• SET EXERCISE: Select, from the material below, each line with "meta" in it.
── DATA SUPPLIED
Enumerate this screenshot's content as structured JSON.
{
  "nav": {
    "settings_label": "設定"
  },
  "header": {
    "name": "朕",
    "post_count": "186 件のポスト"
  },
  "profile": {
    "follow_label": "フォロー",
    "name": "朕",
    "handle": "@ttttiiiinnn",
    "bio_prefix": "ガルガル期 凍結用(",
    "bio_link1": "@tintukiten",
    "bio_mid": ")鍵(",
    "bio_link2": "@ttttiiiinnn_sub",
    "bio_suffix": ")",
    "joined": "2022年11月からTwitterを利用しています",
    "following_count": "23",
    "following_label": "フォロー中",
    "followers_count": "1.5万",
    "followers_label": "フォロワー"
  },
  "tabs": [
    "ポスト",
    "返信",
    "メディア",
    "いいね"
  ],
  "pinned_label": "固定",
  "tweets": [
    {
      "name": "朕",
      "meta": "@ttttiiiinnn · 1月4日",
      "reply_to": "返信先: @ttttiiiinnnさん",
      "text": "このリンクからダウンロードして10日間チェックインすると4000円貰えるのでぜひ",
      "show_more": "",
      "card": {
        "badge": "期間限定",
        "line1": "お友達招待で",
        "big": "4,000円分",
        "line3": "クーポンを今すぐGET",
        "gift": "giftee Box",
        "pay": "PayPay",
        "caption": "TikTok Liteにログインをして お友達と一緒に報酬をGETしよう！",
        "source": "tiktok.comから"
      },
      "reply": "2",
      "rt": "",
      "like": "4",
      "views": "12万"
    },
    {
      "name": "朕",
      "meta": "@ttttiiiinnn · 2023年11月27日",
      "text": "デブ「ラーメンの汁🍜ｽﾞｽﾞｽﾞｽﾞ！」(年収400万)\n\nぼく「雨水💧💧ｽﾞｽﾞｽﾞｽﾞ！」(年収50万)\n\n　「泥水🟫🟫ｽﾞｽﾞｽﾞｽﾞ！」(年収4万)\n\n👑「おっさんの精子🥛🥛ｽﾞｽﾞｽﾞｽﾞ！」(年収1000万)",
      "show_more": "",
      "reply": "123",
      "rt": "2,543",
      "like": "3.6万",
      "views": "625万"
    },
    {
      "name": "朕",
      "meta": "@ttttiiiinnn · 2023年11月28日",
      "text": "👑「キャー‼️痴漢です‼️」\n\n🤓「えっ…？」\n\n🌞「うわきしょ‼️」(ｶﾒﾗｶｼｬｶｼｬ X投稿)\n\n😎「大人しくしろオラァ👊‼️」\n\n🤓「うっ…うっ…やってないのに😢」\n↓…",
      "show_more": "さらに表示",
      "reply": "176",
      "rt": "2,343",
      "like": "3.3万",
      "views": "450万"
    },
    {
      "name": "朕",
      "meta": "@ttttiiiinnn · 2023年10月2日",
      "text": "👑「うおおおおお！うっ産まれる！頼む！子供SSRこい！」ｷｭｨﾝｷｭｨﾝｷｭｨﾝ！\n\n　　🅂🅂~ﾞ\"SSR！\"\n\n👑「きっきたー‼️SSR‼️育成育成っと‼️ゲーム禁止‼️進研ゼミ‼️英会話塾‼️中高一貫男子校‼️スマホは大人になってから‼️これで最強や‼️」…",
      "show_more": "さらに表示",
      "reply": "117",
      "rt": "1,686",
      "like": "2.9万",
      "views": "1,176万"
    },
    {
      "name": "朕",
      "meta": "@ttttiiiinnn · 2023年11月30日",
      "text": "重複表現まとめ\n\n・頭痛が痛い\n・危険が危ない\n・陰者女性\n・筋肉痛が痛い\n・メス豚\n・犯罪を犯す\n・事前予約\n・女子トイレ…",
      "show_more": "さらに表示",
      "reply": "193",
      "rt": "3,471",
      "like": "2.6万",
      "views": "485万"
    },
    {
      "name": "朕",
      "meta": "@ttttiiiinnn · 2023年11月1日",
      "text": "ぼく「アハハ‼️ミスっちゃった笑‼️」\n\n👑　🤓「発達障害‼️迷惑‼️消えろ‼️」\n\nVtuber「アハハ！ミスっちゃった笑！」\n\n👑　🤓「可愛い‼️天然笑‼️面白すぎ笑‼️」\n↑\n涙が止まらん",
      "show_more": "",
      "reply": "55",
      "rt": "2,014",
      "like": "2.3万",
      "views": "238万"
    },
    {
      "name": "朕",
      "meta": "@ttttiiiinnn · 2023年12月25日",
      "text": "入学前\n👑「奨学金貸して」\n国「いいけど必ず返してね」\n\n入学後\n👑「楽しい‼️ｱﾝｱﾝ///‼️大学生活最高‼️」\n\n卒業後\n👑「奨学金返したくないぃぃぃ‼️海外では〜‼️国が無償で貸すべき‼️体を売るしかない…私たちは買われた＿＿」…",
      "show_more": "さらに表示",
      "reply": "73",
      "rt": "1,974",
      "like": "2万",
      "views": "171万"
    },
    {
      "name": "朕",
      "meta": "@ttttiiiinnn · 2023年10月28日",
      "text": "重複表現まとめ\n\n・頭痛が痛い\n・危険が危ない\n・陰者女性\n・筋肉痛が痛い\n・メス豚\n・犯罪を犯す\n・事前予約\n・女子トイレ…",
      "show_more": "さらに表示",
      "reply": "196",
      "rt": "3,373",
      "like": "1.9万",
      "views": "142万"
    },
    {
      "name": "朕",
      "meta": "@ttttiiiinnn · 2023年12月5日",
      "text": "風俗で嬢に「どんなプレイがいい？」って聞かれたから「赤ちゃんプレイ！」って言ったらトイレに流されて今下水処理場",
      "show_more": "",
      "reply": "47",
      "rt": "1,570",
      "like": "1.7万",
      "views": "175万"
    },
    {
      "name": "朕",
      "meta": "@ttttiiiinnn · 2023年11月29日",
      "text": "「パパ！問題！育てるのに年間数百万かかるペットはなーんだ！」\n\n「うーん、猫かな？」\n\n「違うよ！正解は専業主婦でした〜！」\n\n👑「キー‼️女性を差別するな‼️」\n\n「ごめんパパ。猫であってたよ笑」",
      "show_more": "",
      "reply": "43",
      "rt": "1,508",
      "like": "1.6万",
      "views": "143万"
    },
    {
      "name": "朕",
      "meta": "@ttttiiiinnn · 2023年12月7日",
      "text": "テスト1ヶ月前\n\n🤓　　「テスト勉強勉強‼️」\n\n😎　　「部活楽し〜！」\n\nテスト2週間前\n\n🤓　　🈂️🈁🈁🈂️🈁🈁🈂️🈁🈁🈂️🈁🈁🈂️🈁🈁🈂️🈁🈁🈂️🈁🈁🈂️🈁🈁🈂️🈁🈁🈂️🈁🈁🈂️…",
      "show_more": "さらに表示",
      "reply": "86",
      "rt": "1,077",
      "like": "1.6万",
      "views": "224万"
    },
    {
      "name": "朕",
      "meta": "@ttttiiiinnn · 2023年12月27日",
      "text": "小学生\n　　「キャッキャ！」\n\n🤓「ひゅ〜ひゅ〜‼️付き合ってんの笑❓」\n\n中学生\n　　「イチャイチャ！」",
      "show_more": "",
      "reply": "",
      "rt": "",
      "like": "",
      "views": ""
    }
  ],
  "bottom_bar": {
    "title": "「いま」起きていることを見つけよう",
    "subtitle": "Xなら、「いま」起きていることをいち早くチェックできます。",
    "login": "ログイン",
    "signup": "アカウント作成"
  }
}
────
• REPLY:
      "meta": "@ttttiiiinnn · 1月4日",
      "meta": "@ttttiiiinnn · 2023年11月27日",
      "meta": "@ttttiiiinnn · 2023年11月28日",
      "meta": "@ttttiiiinnn · 2023年10月2日",
      "meta": "@ttttiiiinnn · 2023年11月30日",
      "meta": "@ttttiiiinnn · 2023年11月1日",
      "meta": "@ttttiiiinnn · 2023年12月25日",
      "meta": "@ttttiiiinnn · 2023年10月28日",
      "meta": "@ttttiiiinnn · 2023年12月5日",
      "meta": "@ttttiiiinnn · 2023年11月29日",
      "meta": "@ttttiiiinnn · 2023年12月7日",
      "meta": "@ttttiiiinnn · 2023年12月27日",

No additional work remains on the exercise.